[Start of Data listing]
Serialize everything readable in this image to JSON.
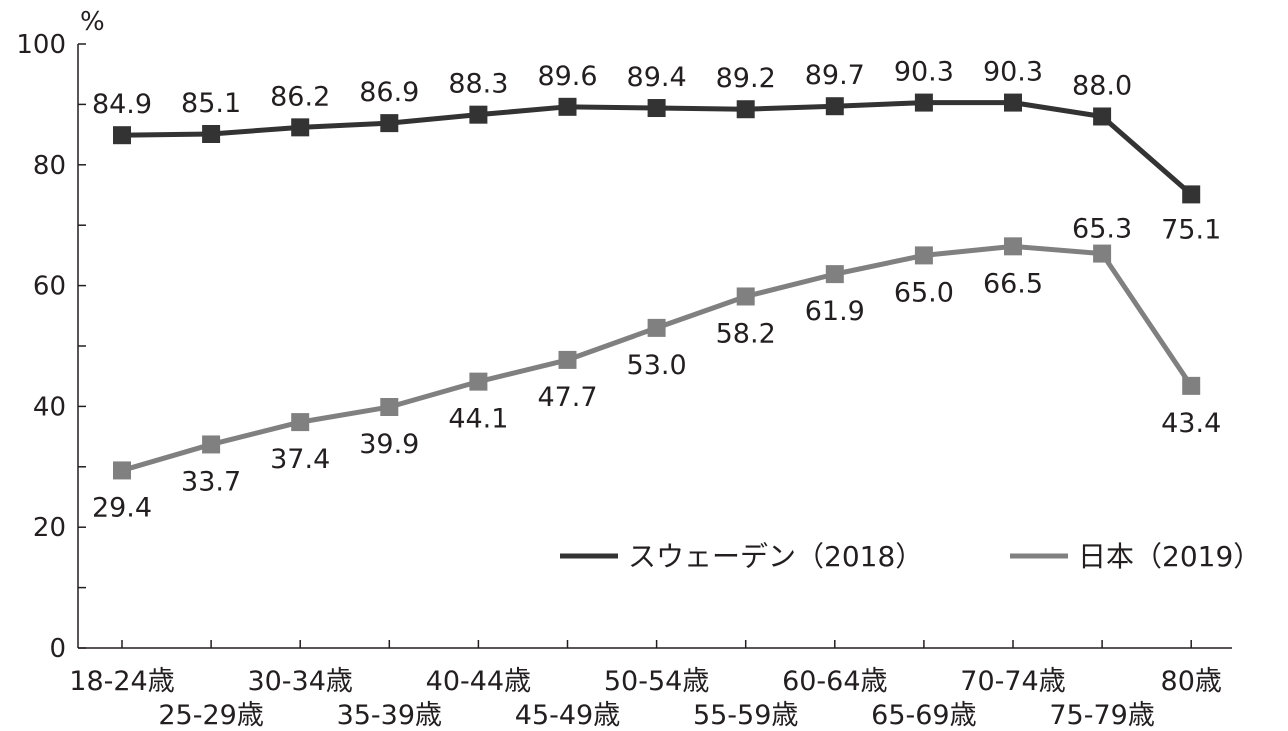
{
  "chart_data": {
    "type": "line",
    "unit": "%",
    "categories": [
      "18-24歳",
      "25-29歳",
      "30-34歳",
      "35-39歳",
      "40-44歳",
      "45-49歳",
      "50-54歳",
      "55-59歳",
      "60-64歳",
      "65-69歳",
      "70-74歳",
      "75-79歳",
      "80歳"
    ],
    "ylim": [
      0,
      100
    ],
    "yticks": [
      0,
      20,
      40,
      60,
      80,
      100
    ],
    "grid": false,
    "legend_position": "bottom-right",
    "series": [
      {
        "name": "スウェーデン（2018）",
        "color": "#333333",
        "marker": "square",
        "values": [
          84.9,
          85.1,
          86.2,
          86.9,
          88.3,
          89.6,
          89.4,
          89.2,
          89.7,
          90.3,
          90.3,
          88.0,
          75.1
        ],
        "labels": [
          "84.9",
          "85.1",
          "86.2",
          "86.9",
          "88.3",
          "89.6",
          "89.4",
          "89.2",
          "89.7",
          "90.3",
          "90.3",
          "88.0",
          "75.1"
        ]
      },
      {
        "name": "日本（2019）",
        "color": "#808080",
        "marker": "square",
        "values": [
          29.4,
          33.7,
          37.4,
          39.9,
          44.1,
          47.7,
          53.0,
          58.2,
          61.9,
          65.0,
          66.5,
          65.3,
          43.4
        ],
        "labels": [
          "29.4",
          "33.7",
          "37.4",
          "39.9",
          "44.1",
          "47.7",
          "53.0",
          "58.2",
          "61.9",
          "65.0",
          "66.5",
          "65.3",
          "43.4"
        ]
      }
    ]
  }
}
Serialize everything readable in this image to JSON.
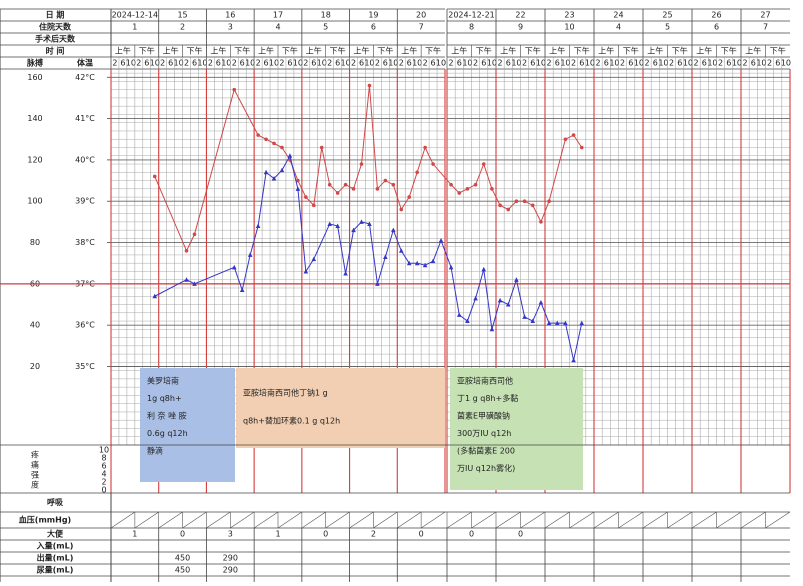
{
  "header": {
    "date_label": "日 期",
    "hospital_days_label": "住院天数",
    "post_op_label": "手术后天数",
    "time_label": "时 间",
    "pulse_label": "脉搏",
    "temp_label": "体温",
    "periods": [
      "上午",
      "下午"
    ]
  },
  "chart_data": {
    "type": "line",
    "dates": [
      "2024-12-14",
      "15",
      "16",
      "17",
      "18",
      "19",
      "20",
      "2024-12-21",
      "22",
      "23",
      "24",
      "25",
      "26",
      "27"
    ],
    "hospital_days": [
      1,
      2,
      3,
      4,
      5,
      6,
      7,
      8,
      9,
      10,
      4,
      5,
      6,
      7
    ],
    "categories": [
      "2",
      "6",
      "10",
      "2",
      "6",
      "10",
      "2",
      "6",
      "10",
      "2",
      "6",
      "10",
      "2",
      "6",
      "10",
      "2",
      "6",
      "10",
      "2",
      "6",
      "10",
      "2",
      "6",
      "10",
      "2",
      "6",
      "10",
      "2",
      "6",
      "10",
      "2",
      "6",
      "10",
      "2",
      "6",
      "10",
      "2",
      "6",
      "10",
      "2",
      "6",
      "10",
      "2",
      "6",
      "10",
      "2",
      "6",
      "10",
      "2",
      "6",
      "10",
      "2",
      "6",
      "10",
      "2",
      "6",
      "10",
      "2",
      "6",
      "10",
      "2",
      "6",
      "10",
      "2",
      "6",
      "10",
      "2",
      "6",
      "10",
      "2",
      "6",
      "10",
      "2",
      "6",
      "10",
      "2",
      "6",
      "10",
      "2",
      "6",
      "10",
      "2",
      "6",
      "10"
    ],
    "ylim": [
      -18,
      164
    ],
    "yticks": [
      160,
      140,
      120,
      100,
      80,
      60,
      40,
      20
    ],
    "y2lim": [
      33.1,
      42.2
    ],
    "y2ticks": [
      {
        "value": 42,
        "label": "42°C"
      },
      {
        "value": 41,
        "label": "41°C"
      },
      {
        "value": 40,
        "label": "40°C"
      },
      {
        "value": 39,
        "label": "39°C"
      },
      {
        "value": 38,
        "label": "38°C"
      },
      {
        "value": 37,
        "label": "37°C"
      },
      {
        "value": 36,
        "label": "36°C"
      },
      {
        "value": 35,
        "label": "35°C"
      }
    ],
    "series": [
      {
        "name": "体温",
        "color": "#d04848",
        "axis": "y2",
        "x": [
          5,
          9,
          10,
          15,
          18,
          19,
          20,
          21,
          22,
          23,
          24,
          25,
          26,
          27,
          28,
          29,
          30,
          31,
          32,
          33,
          34,
          35,
          36,
          37,
          38,
          39,
          40,
          42,
          43,
          44,
          45,
          46,
          47,
          48,
          49,
          50,
          51,
          52,
          53,
          54,
          56,
          57,
          58
        ],
        "values": [
          39.6,
          37.8,
          38.2,
          41.7,
          40.6,
          40.5,
          40.4,
          40.3,
          40.0,
          39.5,
          39.1,
          38.9,
          40.3,
          39.4,
          39.2,
          39.4,
          39.3,
          39.9,
          41.8,
          39.3,
          39.5,
          39.4,
          38.8,
          39.1,
          39.7,
          40.3,
          39.9,
          39.4,
          39.2,
          39.3,
          39.4,
          39.9,
          39.3,
          38.9,
          38.8,
          39.0,
          39.0,
          38.9,
          38.5,
          39.0,
          40.5,
          40.6,
          40.3
        ]
      },
      {
        "name": "脉搏",
        "color": "#3535c8",
        "x": [
          5,
          9,
          10,
          15,
          16,
          17,
          18,
          19,
          20,
          21,
          22,
          23,
          24,
          25,
          27,
          28,
          29,
          30,
          31,
          32,
          33,
          34,
          35,
          36,
          37,
          38,
          39,
          40,
          41,
          42,
          43,
          44,
          45,
          46,
          47,
          48,
          49,
          50,
          51,
          52,
          53,
          54,
          55,
          56,
          57,
          58
        ],
        "values": [
          54,
          62,
          60,
          68,
          57,
          74,
          88,
          114,
          111,
          115,
          122,
          106,
          66,
          72,
          89,
          88,
          65,
          86,
          90,
          89,
          60,
          73,
          86,
          76,
          70,
          70,
          69,
          71,
          81,
          68,
          45,
          42,
          53,
          67,
          38,
          52,
          50,
          62,
          44,
          42,
          51,
          41,
          41,
          41,
          23,
          41
        ]
      }
    ],
    "annotations": [
      {
        "color": "#a9bfe6",
        "lines": [
          "美罗培南",
          "1g q8h+",
          "利 奈 唑 胺",
          "0.6g q12h",
          "静滴"
        ]
      },
      {
        "color": "#f2cfb2",
        "lines": [
          "亚胺培南西司他丁钠1 g",
          "q8h+替加环素0.1 g q12h"
        ]
      },
      {
        "color": "#c6e2b5",
        "lines": [
          "亚胺培南西司他",
          "丁1 g q8h+多黏",
          "菌素E甲磺酸钠",
          "300万IU q12h",
          "(多黏菌素E 200",
          "万IU q12h雾化)"
        ]
      }
    ]
  },
  "pain": {
    "label": [
      "疼",
      "痛",
      "强",
      "度"
    ],
    "scale": [
      10,
      8,
      6,
      4,
      2,
      0
    ]
  },
  "records": {
    "labels": [
      "呼吸",
      "血压(mmHg)",
      "大便",
      "入量(mL)",
      "出量(mL)",
      "尿量(mL)"
    ],
    "bowel": [
      1,
      0,
      3,
      1,
      0,
      2,
      0,
      0,
      0,
      null,
      null,
      null,
      null,
      null
    ],
    "output": [
      null,
      450,
      290,
      null,
      null,
      null,
      null,
      null,
      null,
      null,
      null,
      null,
      null,
      null
    ],
    "urine": [
      null,
      450,
      290,
      null,
      null,
      null,
      null,
      null,
      null,
      null,
      null,
      null,
      null,
      null
    ]
  }
}
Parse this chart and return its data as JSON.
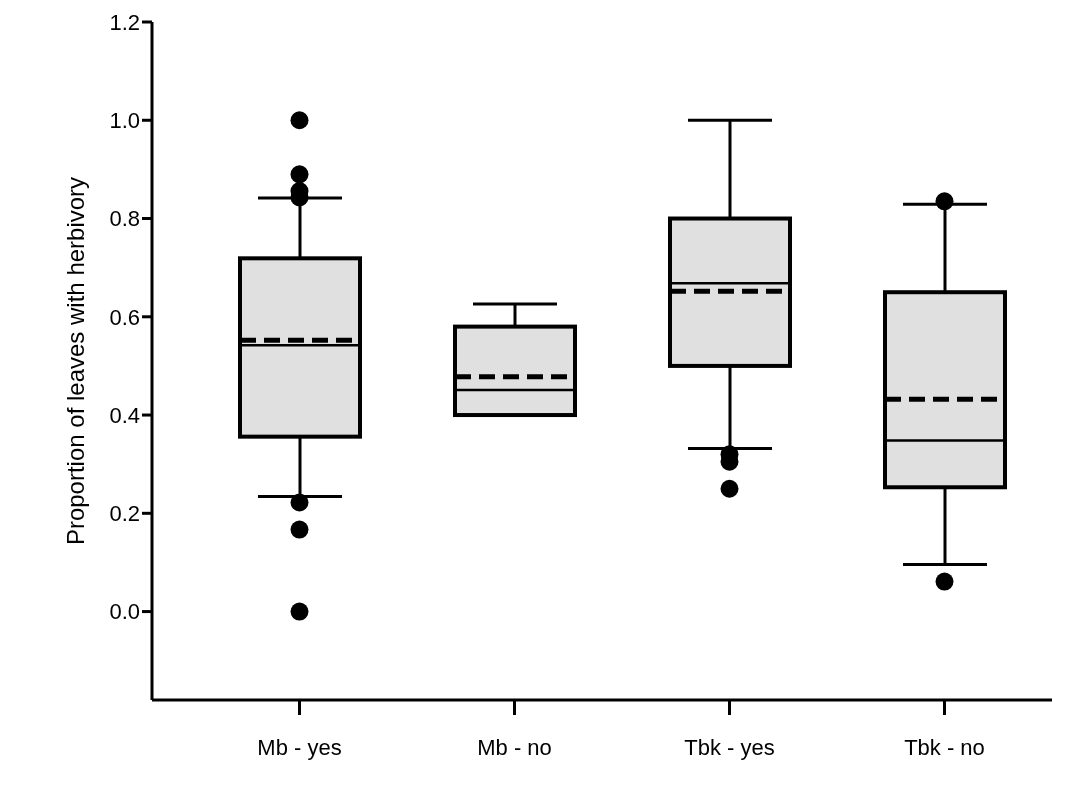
{
  "chart_data": {
    "type": "box",
    "ylabel": "Proportion of leaves with herbivory",
    "categories": [
      "Mb - yes",
      "Mb - no",
      "Tbk - yes",
      "Tbk - no"
    ],
    "color": "#e0e0e0",
    "marker": "circle",
    "ylim": [
      -0.18,
      1.2
    ],
    "yticks": [
      {
        "value": 0,
        "label": "0.0"
      },
      0.2,
      0.4,
      0.6,
      0.8,
      {
        "value": 1,
        "label": "1.0"
      },
      1.2
    ],
    "boxes": [
      {
        "low": 0.234,
        "q1": 0.356,
        "median": 0.542,
        "q3": 0.719,
        "high": 0.842,
        "mean": 0.552,
        "outliers": [
          1.0,
          0.89,
          0.856,
          0.843,
          0.222,
          0.167,
          0.0
        ]
      },
      {
        "low": 0.4,
        "q1": 0.4,
        "median": 0.451,
        "q3": 0.58,
        "high": 0.626,
        "mean": 0.478
      },
      {
        "low": 0.332,
        "q1": 0.5,
        "median": 0.668,
        "q3": 0.8,
        "high": 1.0,
        "mean": 0.652,
        "outliers": [
          0.32,
          0.305,
          0.25
        ]
      },
      {
        "low": 0.096,
        "q1": 0.253,
        "median": 0.348,
        "q3": 0.65,
        "high": 0.829,
        "mean": 0.432,
        "outliers": [
          0.835,
          0.061
        ]
      }
    ]
  }
}
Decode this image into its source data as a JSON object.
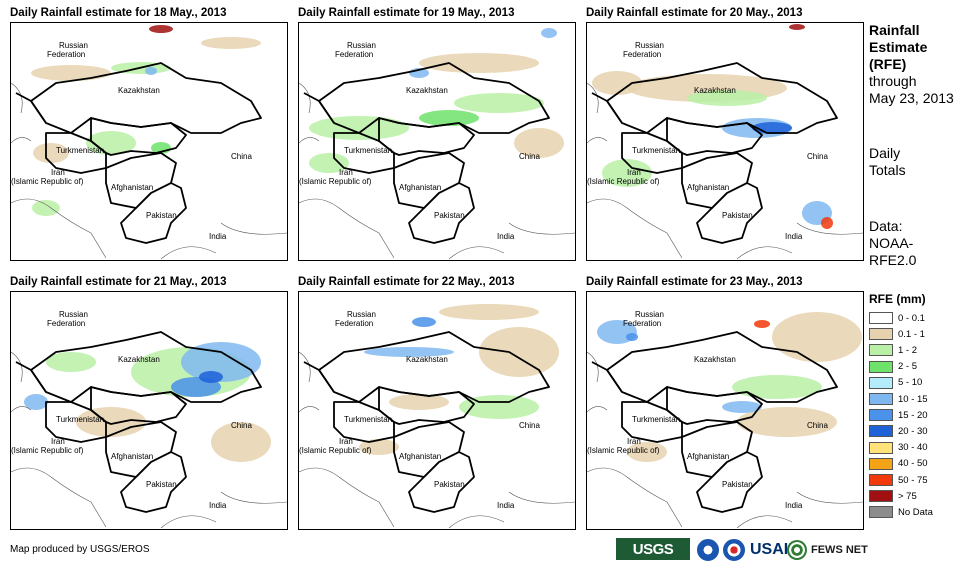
{
  "panels": [
    {
      "title": "Daily Rainfall estimate for 18 May., 2013",
      "day": 18
    },
    {
      "title": "Daily Rainfall estimate for 19 May., 2013",
      "day": 19
    },
    {
      "title": "Daily Rainfall estimate for 20 May., 2013",
      "day": 20
    },
    {
      "title": "Daily Rainfall estimate for 21 May., 2013",
      "day": 21
    },
    {
      "title": "Daily Rainfall estimate for 22 May., 2013",
      "day": 22
    },
    {
      "title": "Daily Rainfall estimate for 23 May., 2013",
      "day": 23
    }
  ],
  "places": {
    "russia_1": "Russian",
    "russia_2": "Federation",
    "kazakhstan": "Kazakhstan",
    "turkmenistan": "Turkmenistan",
    "iran_1": "Iran",
    "iran_2": "(Islamic Republic of)",
    "afghanistan": "Afghanistan",
    "pakistan": "Pakistan",
    "china": "China",
    "india": "India"
  },
  "side": {
    "title_1": "Rainfall",
    "title_2": "Estimate",
    "title_3": "(RFE)",
    "through": "through",
    "date": "May 23, 2013",
    "totals_1": "Daily",
    "totals_2": "Totals",
    "data_1": "Data:",
    "data_2": "NOAA-",
    "data_3": "RFE2.0"
  },
  "legend": {
    "title": "RFE (mm)",
    "items": [
      {
        "label": "0 - 0.1",
        "color": "#ffffff"
      },
      {
        "label": "0.1 - 1",
        "color": "#e6d2ae"
      },
      {
        "label": "1 - 2",
        "color": "#b9f0a6"
      },
      {
        "label": "2 - 5",
        "color": "#6ee26a"
      },
      {
        "label": "5 - 10",
        "color": "#b3ecfa"
      },
      {
        "label": "10 - 15",
        "color": "#7fb8f0"
      },
      {
        "label": "15 - 20",
        "color": "#4a92ea"
      },
      {
        "label": "20 - 30",
        "color": "#1f62d8"
      },
      {
        "label": "30 - 40",
        "color": "#ffe27a"
      },
      {
        "label": "40 - 50",
        "color": "#f5a316"
      },
      {
        "label": "50 - 75",
        "color": "#f03a0c"
      },
      {
        "label": "> 75",
        "color": "#a01010"
      },
      {
        "label": "No Data",
        "color": "#8c8c8c"
      }
    ]
  },
  "footer": {
    "credit": "Map produced by USGS/EROS",
    "usgs": "USGS",
    "usaid": "USAID",
    "fews": "FEWS NET"
  }
}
[End of Data listing]
- Task directions -
Copy out each line of the records where the string "USGS" appears.

- Finished answer -
    "credit": "Map produced by USGS/EROS",
    "usgs": "USGS",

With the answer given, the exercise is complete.